Task to complete – Go through the lines below. Copy those with "Сьогодні".
# Start of Material for this task
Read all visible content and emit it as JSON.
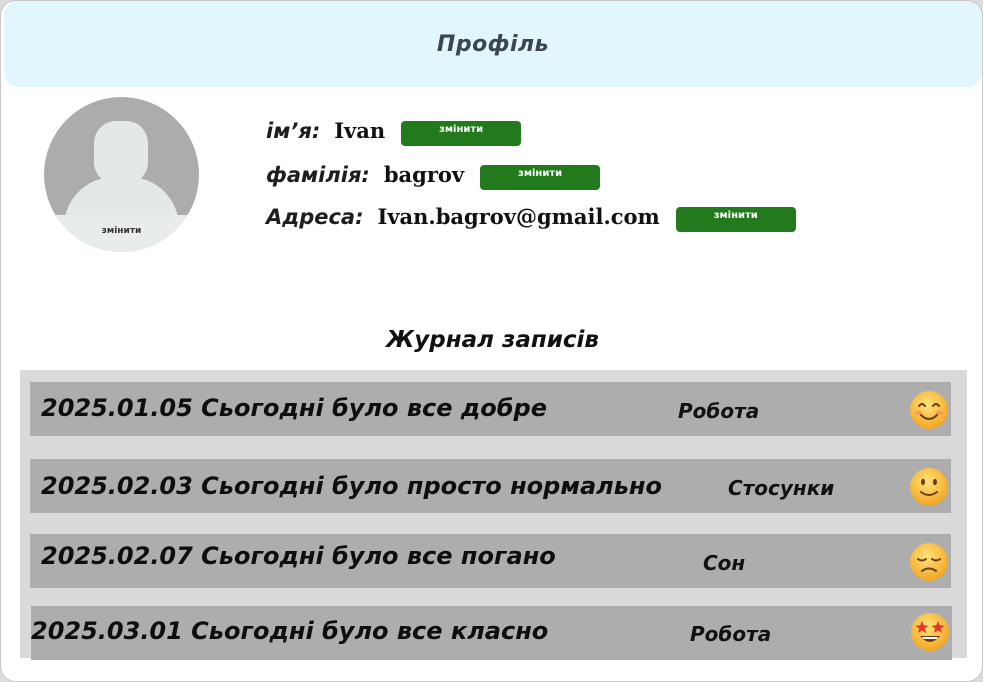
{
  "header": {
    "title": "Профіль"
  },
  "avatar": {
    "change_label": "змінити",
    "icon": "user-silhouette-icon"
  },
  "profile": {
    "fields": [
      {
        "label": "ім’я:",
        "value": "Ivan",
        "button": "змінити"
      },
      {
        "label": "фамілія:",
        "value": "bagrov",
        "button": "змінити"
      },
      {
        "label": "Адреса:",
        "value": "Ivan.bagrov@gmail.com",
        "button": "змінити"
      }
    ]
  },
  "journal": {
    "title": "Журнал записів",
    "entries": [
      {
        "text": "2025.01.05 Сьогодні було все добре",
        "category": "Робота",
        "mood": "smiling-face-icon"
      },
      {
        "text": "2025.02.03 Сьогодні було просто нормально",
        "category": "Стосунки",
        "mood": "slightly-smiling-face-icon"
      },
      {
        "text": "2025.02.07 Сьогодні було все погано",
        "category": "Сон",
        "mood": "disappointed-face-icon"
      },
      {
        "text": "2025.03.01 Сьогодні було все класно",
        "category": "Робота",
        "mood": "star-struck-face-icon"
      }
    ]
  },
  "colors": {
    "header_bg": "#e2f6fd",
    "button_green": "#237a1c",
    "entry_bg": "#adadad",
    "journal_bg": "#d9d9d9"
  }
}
# End of Material for this task
Exercise solution –
        "text": "2025.01.05 Сьогодні було все добре",
        "text": "2025.02.03 Сьогодні було просто нормально",
        "text": "2025.02.07 Сьогодні було все погано",
        "text": "2025.03.01 Сьогодні було все класно",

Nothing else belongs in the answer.